• [DIRECTIONS] Leaving out the pictures, please retype each record exactly.

• [ENTRIES PROVIDED]
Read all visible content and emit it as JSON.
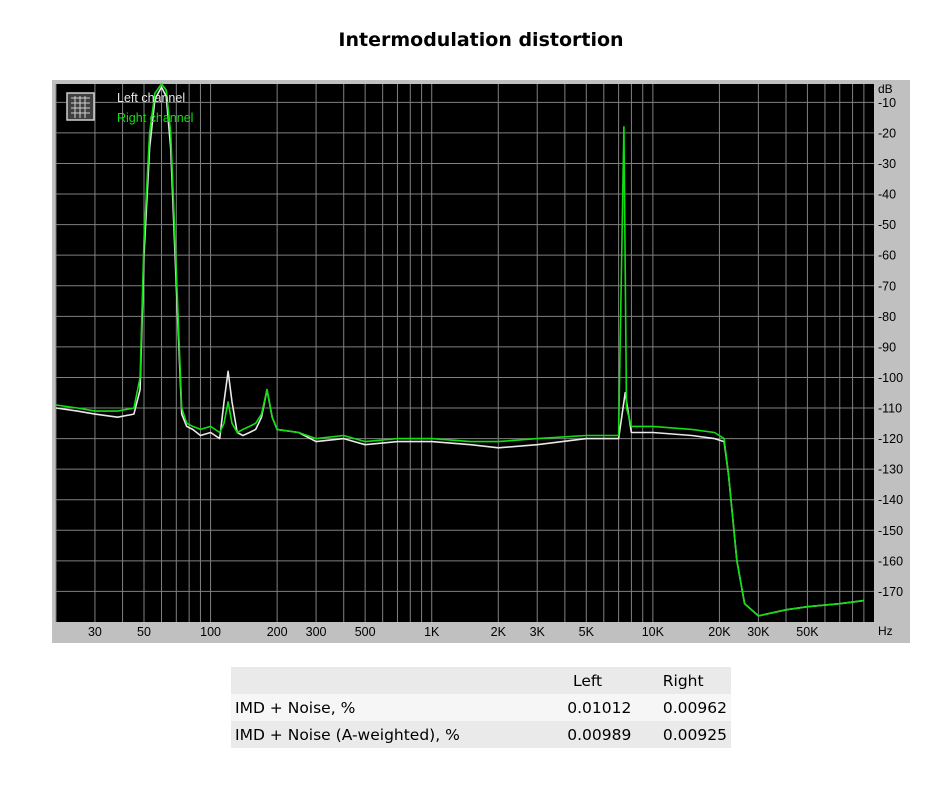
{
  "page_title": "Intermodulation distortion",
  "chart_data": {
    "type": "line",
    "x_scale": "log",
    "xlim": [
      20,
      100000
    ],
    "ylim": [
      -180,
      -4
    ],
    "x_unit": "Hz",
    "y_unit": "dB",
    "x_ticks": [
      {
        "value": 30,
        "label": "30"
      },
      {
        "value": 50,
        "label": "50"
      },
      {
        "value": 100,
        "label": "100"
      },
      {
        "value": 200,
        "label": "200"
      },
      {
        "value": 300,
        "label": "300"
      },
      {
        "value": 500,
        "label": "500"
      },
      {
        "value": 1000,
        "label": "1K"
      },
      {
        "value": 2000,
        "label": "2K"
      },
      {
        "value": 3000,
        "label": "3K"
      },
      {
        "value": 5000,
        "label": "5K"
      },
      {
        "value": 10000,
        "label": "10K"
      },
      {
        "value": 20000,
        "label": "20K"
      },
      {
        "value": 30000,
        "label": "30K"
      },
      {
        "value": 50000,
        "label": "50K"
      }
    ],
    "y_ticks": [
      {
        "value": -10,
        "label": "-10"
      },
      {
        "value": -20,
        "label": "-20"
      },
      {
        "value": -30,
        "label": "-30"
      },
      {
        "value": -40,
        "label": "-40"
      },
      {
        "value": -50,
        "label": "-50"
      },
      {
        "value": -60,
        "label": "-60"
      },
      {
        "value": -70,
        "label": "-70"
      },
      {
        "value": -80,
        "label": "-80"
      },
      {
        "value": -90,
        "label": "-90"
      },
      {
        "value": -100,
        "label": "-100"
      },
      {
        "value": -110,
        "label": "-110"
      },
      {
        "value": -120,
        "label": "-120"
      },
      {
        "value": -130,
        "label": "-130"
      },
      {
        "value": -140,
        "label": "-140"
      },
      {
        "value": -150,
        "label": "-150"
      },
      {
        "value": -160,
        "label": "-160"
      },
      {
        "value": -170,
        "label": "-170"
      }
    ],
    "grid": true,
    "legend_position": "top-left",
    "colors": {
      "background": "#000000",
      "grid": "#808080",
      "frame": "#c0c0c0"
    },
    "series": [
      {
        "name": "Left channel",
        "color": "#e8e8e8",
        "x": [
          20,
          25,
          30,
          38,
          45,
          48,
          50,
          53,
          56,
          60,
          63,
          66,
          70,
          74,
          78,
          83,
          90,
          100,
          110,
          115,
          120,
          125,
          132,
          140,
          150,
          160,
          170,
          180,
          190,
          200,
          250,
          300,
          400,
          500,
          700,
          1000,
          1500,
          2000,
          3000,
          5000,
          7000,
          7500,
          8000,
          10000,
          15000,
          19000,
          21000,
          22000,
          24000,
          26000,
          30000,
          40000,
          50000,
          70000,
          90000
        ],
        "y": [
          -110,
          -111,
          -112,
          -113,
          -112,
          -104,
          -60,
          -25,
          -9,
          -5,
          -8,
          -25,
          -70,
          -112,
          -116,
          -117,
          -119,
          -118,
          -120,
          -108,
          -98,
          -108,
          -118,
          -119,
          -118,
          -117,
          -113,
          -104,
          -113,
          -117,
          -118,
          -121,
          -120,
          -122,
          -121,
          -121,
          -122,
          -123,
          -122,
          -120,
          -120,
          -105,
          -118,
          -118,
          -119,
          -120,
          -121,
          -132,
          -160,
          -174,
          -178,
          -176,
          -175,
          -174,
          -173
        ]
      },
      {
        "name": "Right channel",
        "color": "#10e010",
        "x": [
          20,
          25,
          30,
          38,
          45,
          48,
          50,
          53,
          56,
          60,
          63,
          66,
          70,
          74,
          78,
          83,
          90,
          100,
          110,
          115,
          120,
          125,
          132,
          140,
          150,
          160,
          170,
          180,
          190,
          200,
          250,
          300,
          400,
          500,
          700,
          1000,
          1500,
          2000,
          3000,
          5000,
          7000,
          7400,
          7600,
          8000,
          10000,
          15000,
          19000,
          21000,
          22000,
          24000,
          26000,
          30000,
          40000,
          50000,
          70000,
          90000
        ],
        "y": [
          -109,
          -110,
          -111,
          -111,
          -110,
          -100,
          -55,
          -20,
          -7,
          -4,
          -6,
          -20,
          -65,
          -110,
          -115,
          -116,
          -117,
          -116,
          -118,
          -115,
          -108,
          -115,
          -118,
          -117,
          -116,
          -115,
          -112,
          -104,
          -113,
          -117,
          -118,
          -120,
          -119,
          -121,
          -120,
          -120,
          -121,
          -121,
          -120,
          -119,
          -119,
          -18,
          -110,
          -116,
          -116,
          -117,
          -118,
          -120,
          -132,
          -160,
          -174,
          -178,
          -176,
          -175,
          -174,
          -173
        ]
      }
    ]
  },
  "results_table": {
    "headers": [
      "",
      "Left",
      "Right"
    ],
    "rows": [
      [
        "IMD + Noise, %",
        "0.01012",
        "0.00962"
      ],
      [
        "IMD + Noise (A-weighted), %",
        "0.00989",
        "0.00925"
      ]
    ]
  }
}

• [WRITTEN ANSWER]
Read all visible content and emit it as JSON.
{
  "page_title": "Intermodulation distortion",
  "chart_data": {
    "type": "line",
    "x_scale": "log",
    "xlim": [
      20,
      100000
    ],
    "ylim": [
      -180,
      -4
    ],
    "x_unit": "Hz",
    "y_unit": "dB",
    "x_ticks": [
      {
        "value": 30,
        "label": "30"
      },
      {
        "value": 50,
        "label": "50"
      },
      {
        "value": 100,
        "label": "100"
      },
      {
        "value": 200,
        "label": "200"
      },
      {
        "value": 300,
        "label": "300"
      },
      {
        "value": 500,
        "label": "500"
      },
      {
        "value": 1000,
        "label": "1K"
      },
      {
        "value": 2000,
        "label": "2K"
      },
      {
        "value": 3000,
        "label": "3K"
      },
      {
        "value": 5000,
        "label": "5K"
      },
      {
        "value": 10000,
        "label": "10K"
      },
      {
        "value": 20000,
        "label": "20K"
      },
      {
        "value": 30000,
        "label": "30K"
      },
      {
        "value": 50000,
        "label": "50K"
      }
    ],
    "y_ticks": [
      {
        "value": -10,
        "label": "-10"
      },
      {
        "value": -20,
        "label": "-20"
      },
      {
        "value": -30,
        "label": "-30"
      },
      {
        "value": -40,
        "label": "-40"
      },
      {
        "value": -50,
        "label": "-50"
      },
      {
        "value": -60,
        "label": "-60"
      },
      {
        "value": -70,
        "label": "-70"
      },
      {
        "value": -80,
        "label": "-80"
      },
      {
        "value": -90,
        "label": "-90"
      },
      {
        "value": -100,
        "label": "-100"
      },
      {
        "value": -110,
        "label": "-110"
      },
      {
        "value": -120,
        "label": "-120"
      },
      {
        "value": -130,
        "label": "-130"
      },
      {
        "value": -140,
        "label": "-140"
      },
      {
        "value": -150,
        "label": "-150"
      },
      {
        "value": -160,
        "label": "-160"
      },
      {
        "value": -170,
        "label": "-170"
      }
    ],
    "grid": true,
    "legend_position": "top-left",
    "colors": {
      "background": "#000000",
      "grid": "#808080",
      "frame": "#c0c0c0"
    },
    "series": [
      {
        "name": "Left channel",
        "color": "#e8e8e8",
        "x": [
          20,
          25,
          30,
          38,
          45,
          48,
          50,
          53,
          56,
          60,
          63,
          66,
          70,
          74,
          78,
          83,
          90,
          100,
          110,
          115,
          120,
          125,
          132,
          140,
          150,
          160,
          170,
          180,
          190,
          200,
          250,
          300,
          400,
          500,
          700,
          1000,
          1500,
          2000,
          3000,
          5000,
          7000,
          7500,
          8000,
          10000,
          15000,
          19000,
          21000,
          22000,
          24000,
          26000,
          30000,
          40000,
          50000,
          70000,
          90000
        ],
        "y": [
          -110,
          -111,
          -112,
          -113,
          -112,
          -104,
          -60,
          -25,
          -9,
          -5,
          -8,
          -25,
          -70,
          -112,
          -116,
          -117,
          -119,
          -118,
          -120,
          -108,
          -98,
          -108,
          -118,
          -119,
          -118,
          -117,
          -113,
          -104,
          -113,
          -117,
          -118,
          -121,
          -120,
          -122,
          -121,
          -121,
          -122,
          -123,
          -122,
          -120,
          -120,
          -105,
          -118,
          -118,
          -119,
          -120,
          -121,
          -132,
          -160,
          -174,
          -178,
          -176,
          -175,
          -174,
          -173
        ]
      },
      {
        "name": "Right channel",
        "color": "#10e010",
        "x": [
          20,
          25,
          30,
          38,
          45,
          48,
          50,
          53,
          56,
          60,
          63,
          66,
          70,
          74,
          78,
          83,
          90,
          100,
          110,
          115,
          120,
          125,
          132,
          140,
          150,
          160,
          170,
          180,
          190,
          200,
          250,
          300,
          400,
          500,
          700,
          1000,
          1500,
          2000,
          3000,
          5000,
          7000,
          7400,
          7600,
          8000,
          10000,
          15000,
          19000,
          21000,
          22000,
          24000,
          26000,
          30000,
          40000,
          50000,
          70000,
          90000
        ],
        "y": [
          -109,
          -110,
          -111,
          -111,
          -110,
          -100,
          -55,
          -20,
          -7,
          -4,
          -6,
          -20,
          -65,
          -110,
          -115,
          -116,
          -117,
          -116,
          -118,
          -115,
          -108,
          -115,
          -118,
          -117,
          -116,
          -115,
          -112,
          -104,
          -113,
          -117,
          -118,
          -120,
          -119,
          -121,
          -120,
          -120,
          -121,
          -121,
          -120,
          -119,
          -119,
          -18,
          -110,
          -116,
          -116,
          -117,
          -118,
          -120,
          -132,
          -160,
          -174,
          -178,
          -176,
          -175,
          -174,
          -173
        ]
      }
    ]
  },
  "results_table": {
    "headers": [
      "",
      "Left",
      "Right"
    ],
    "rows": [
      [
        "IMD + Noise, %",
        "0.01012",
        "0.00962"
      ],
      [
        "IMD + Noise (A-weighted), %",
        "0.00989",
        "0.00925"
      ]
    ]
  }
}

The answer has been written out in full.